Exercise:
Exclude the pictures and reproduce the remaining data exactly as written.

Provided data:
__________
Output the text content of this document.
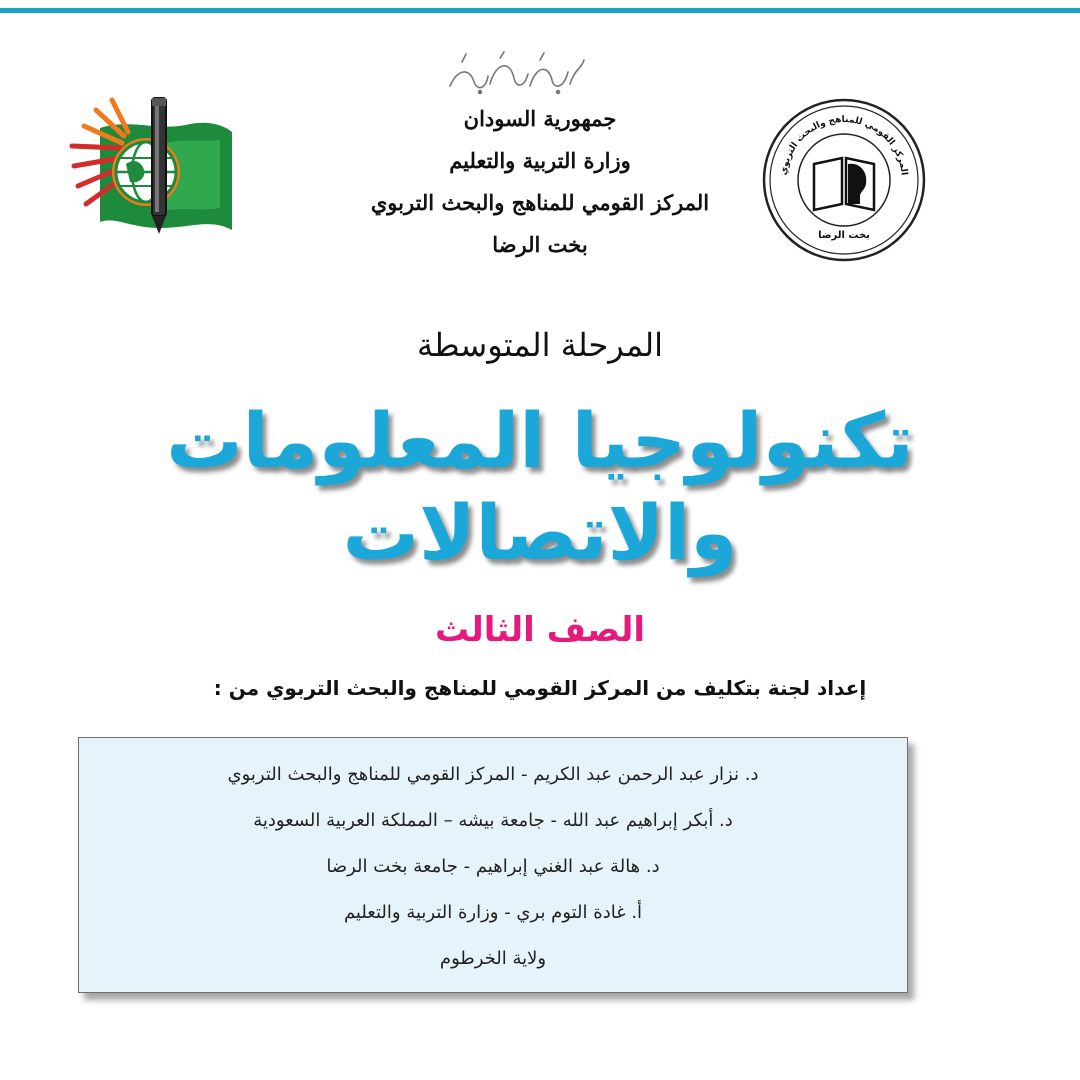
جمهورية السودان
وزارة التربية والتعليم
المركز القومي للمناهج والبحث التربوي
بخت الرضا
المركز القومي للمناهج والبحث التربوي
بخت الرضا
المرحلة المتوسطة
تكنولوجيا المعلومات
والاتصالات
الصف الثالث
إعداد لجنة بتكليف من المركز القومي للمناهج والبحث التربوي من :
د. نزار عبد الرحمن عبد الكريم - المركز القومي للمناهج والبحث التربوي
د. أبكر إبراهيم عبد الله - جامعة بيشه – المملكة العربية السعودية
د. هالة عبد الغني إبراهيم - جامعة بخت الرضا
أ. غادة التوم بري - وزارة التربية والتعليم
ولاية الخرطوم
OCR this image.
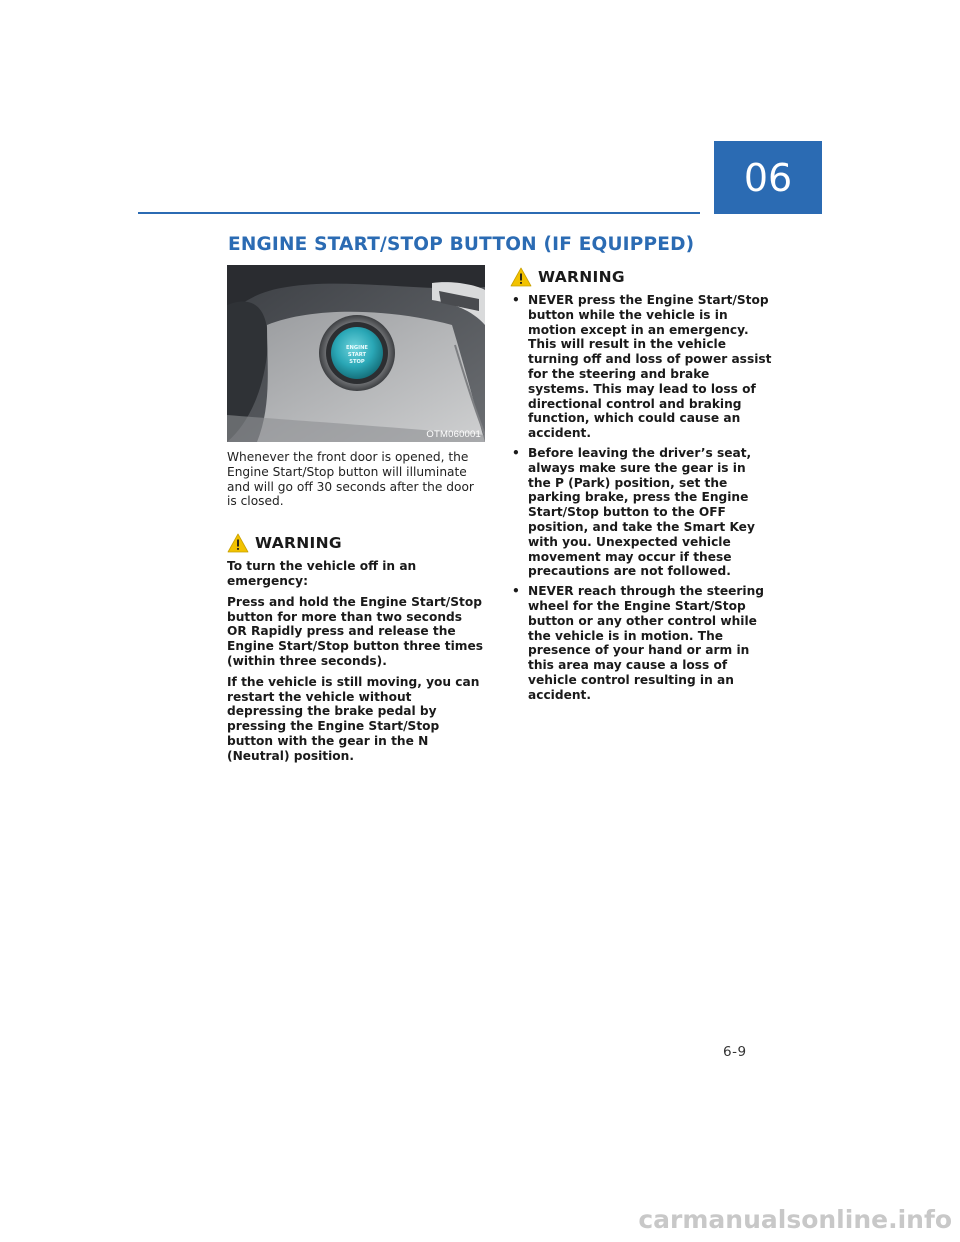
06
ENGINE START/STOP BUTTON (IF EQUIPPED)
ENGINE
START
STOP
OTM060001

Whenever the front door is opened, the Engine Start/Stop button will illuminate and will go off 30 seconds after the door is closed.

WARNING

To turn the vehicle off in an emergency:

Press and hold the Engine Start/Stop button for more than two seconds OR Rapidly press and release the Engine Start/Stop button three times (within three seconds).

If the vehicle is still moving, you can restart the vehicle without depressing the brake pedal by pressing the Engine Start/Stop button with the gear in the N (Neutral) position.

WARNING
• NEVER press the Engine Start/Stop button while the vehicle is in motion except in an emergency. This will result in the vehicle turning off and loss of power assist for the steering and brake systems. This may lead to loss of directional control and braking function, which could cause an accident.
• Before leaving the driver’s seat, always make sure the gear is in the P (Park) position, set the parking brake, press the Engine Start/Stop button to the OFF position, and take the Smart Key with you. Unexpected vehicle movement may occur if these precautions are not followed.
• NEVER reach through the steering wheel for the Engine Start/Stop button or any other control while the vehicle is in motion. The presence of your hand or arm in this area may cause a loss of vehicle control resulting in an accident.
6-9
carmanualsonline.info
__________
Written answer:
Output the text content of this document.
جمهورية السودان
وزارة التربية والتعليم
المركز القومي للمناهج والبحث التربوي
بخت الرضا
المركز القومي للمناهج والبحث التربوي
بخت الرضا
المرحلة المتوسطة
تكنولوجيا المعلومات
والاتصالات
الصف الثالث
إعداد لجنة بتكليف من المركز القومي للمناهج والبحث التربوي من :
د. نزار عبد الرحمن عبد الكريم - المركز القومي للمناهج والبحث التربوي
د. أبكر إبراهيم عبد الله - جامعة بيشه – المملكة العربية السعودية
د. هالة عبد الغني إبراهيم - جامعة بخت الرضا
أ. غادة التوم بري - وزارة التربية والتعليم
ولاية الخرطوم
OCR this image.
06
ENGINE START/STOP BUTTON (IF EQUIPPED)
ENGINE
START
STOP
OTM060001

Whenever the front door is opened, the Engine Start/Stop button will illuminate and will go off 30 seconds after the door is closed.

WARNING

To turn the vehicle off in an emergency:

Press and hold the Engine Start/Stop button for more than two seconds OR Rapidly press and release the Engine Start/Stop button three times (within three seconds).

If the vehicle is still moving, you can restart the vehicle without depressing the brake pedal by pressing the Engine Start/Stop button with the gear in the N (Neutral) position.

WARNING
• NEVER press the Engine Start/Stop button while the vehicle is in motion except in an emergency. This will result in the vehicle turning off and loss of power assist for the steering and brake systems. This may lead to loss of directional control and braking function, which could cause an accident.
• Before leaving the driver’s seat, always make sure the gear is in the P (Park) position, set the parking brake, press the Engine Start/Stop button to the OFF position, and take the Smart Key with you. Unexpected vehicle movement may occur if these precautions are not followed.
• NEVER reach through the steering wheel for the Engine Start/Stop button or any other control while the vehicle is in motion. The presence of your hand or arm in this area may cause a loss of vehicle control resulting in an accident.
6-9
carmanualsonline.info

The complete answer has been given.